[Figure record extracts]
━━━━━━━━━━━━━━━━━━━━

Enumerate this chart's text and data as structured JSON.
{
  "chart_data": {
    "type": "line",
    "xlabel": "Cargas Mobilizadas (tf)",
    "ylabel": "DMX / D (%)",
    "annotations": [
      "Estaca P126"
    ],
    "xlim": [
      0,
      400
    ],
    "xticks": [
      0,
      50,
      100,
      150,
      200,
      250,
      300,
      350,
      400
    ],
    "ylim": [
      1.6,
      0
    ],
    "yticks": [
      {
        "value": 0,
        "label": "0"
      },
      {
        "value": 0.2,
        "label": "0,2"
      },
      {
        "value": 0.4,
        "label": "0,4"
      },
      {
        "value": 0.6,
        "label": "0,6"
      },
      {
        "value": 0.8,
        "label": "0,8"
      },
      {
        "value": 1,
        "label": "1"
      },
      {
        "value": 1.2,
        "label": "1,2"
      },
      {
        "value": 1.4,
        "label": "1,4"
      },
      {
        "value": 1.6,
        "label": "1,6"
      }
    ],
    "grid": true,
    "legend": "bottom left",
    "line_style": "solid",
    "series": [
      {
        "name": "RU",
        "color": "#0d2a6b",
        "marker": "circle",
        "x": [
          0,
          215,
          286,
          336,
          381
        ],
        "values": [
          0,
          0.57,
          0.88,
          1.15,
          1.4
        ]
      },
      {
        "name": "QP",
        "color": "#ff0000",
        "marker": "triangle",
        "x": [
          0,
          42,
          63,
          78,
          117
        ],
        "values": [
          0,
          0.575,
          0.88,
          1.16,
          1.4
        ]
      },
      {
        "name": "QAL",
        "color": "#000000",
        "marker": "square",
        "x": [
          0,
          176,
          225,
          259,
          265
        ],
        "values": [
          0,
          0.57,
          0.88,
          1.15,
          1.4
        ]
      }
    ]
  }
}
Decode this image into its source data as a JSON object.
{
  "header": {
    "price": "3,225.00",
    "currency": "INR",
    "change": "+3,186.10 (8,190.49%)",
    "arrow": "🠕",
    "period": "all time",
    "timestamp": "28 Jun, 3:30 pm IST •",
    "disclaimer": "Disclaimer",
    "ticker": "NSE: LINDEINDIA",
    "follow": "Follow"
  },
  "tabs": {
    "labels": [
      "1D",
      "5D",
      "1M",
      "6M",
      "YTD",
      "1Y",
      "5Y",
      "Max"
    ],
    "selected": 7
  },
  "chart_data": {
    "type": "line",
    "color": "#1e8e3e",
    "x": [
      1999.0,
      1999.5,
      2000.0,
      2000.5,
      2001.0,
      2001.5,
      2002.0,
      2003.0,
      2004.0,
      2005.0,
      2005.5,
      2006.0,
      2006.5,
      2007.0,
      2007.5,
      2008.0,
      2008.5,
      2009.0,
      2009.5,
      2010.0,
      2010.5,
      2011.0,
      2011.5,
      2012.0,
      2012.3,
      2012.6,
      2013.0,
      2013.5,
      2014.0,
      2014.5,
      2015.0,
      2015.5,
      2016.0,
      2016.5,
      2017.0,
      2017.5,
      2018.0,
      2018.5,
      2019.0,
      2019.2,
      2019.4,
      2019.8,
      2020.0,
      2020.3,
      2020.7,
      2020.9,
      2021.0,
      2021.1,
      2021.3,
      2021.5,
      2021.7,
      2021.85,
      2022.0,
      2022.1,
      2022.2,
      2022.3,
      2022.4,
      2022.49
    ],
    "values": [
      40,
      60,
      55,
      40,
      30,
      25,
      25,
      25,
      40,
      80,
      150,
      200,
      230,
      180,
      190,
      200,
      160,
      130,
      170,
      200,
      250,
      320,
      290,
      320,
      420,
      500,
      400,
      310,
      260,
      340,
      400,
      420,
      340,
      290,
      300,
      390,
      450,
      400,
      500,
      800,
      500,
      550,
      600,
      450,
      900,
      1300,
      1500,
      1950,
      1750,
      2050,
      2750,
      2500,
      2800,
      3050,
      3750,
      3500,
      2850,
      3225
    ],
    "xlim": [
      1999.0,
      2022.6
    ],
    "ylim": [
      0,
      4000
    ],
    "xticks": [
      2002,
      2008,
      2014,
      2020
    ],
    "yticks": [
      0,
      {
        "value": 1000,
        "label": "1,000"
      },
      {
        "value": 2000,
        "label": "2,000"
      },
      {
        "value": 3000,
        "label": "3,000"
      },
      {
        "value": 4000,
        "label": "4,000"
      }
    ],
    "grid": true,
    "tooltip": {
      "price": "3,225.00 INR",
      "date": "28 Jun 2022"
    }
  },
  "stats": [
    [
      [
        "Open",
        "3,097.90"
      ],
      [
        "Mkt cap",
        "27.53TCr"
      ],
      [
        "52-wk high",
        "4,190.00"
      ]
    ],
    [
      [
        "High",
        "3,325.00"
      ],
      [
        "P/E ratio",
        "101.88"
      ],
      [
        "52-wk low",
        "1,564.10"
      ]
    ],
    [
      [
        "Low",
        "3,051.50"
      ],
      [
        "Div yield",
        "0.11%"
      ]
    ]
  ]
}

━━━━━━━━━━━━━━━━━━━━

- _TASK PROMPT_: Report every line containing the word "JSON" from the listing above.

- _ANSWER TO THE PROBLEM_:
Enumerate this chart's text and data as structured JSON.
Decode this image into its source data as a JSON object.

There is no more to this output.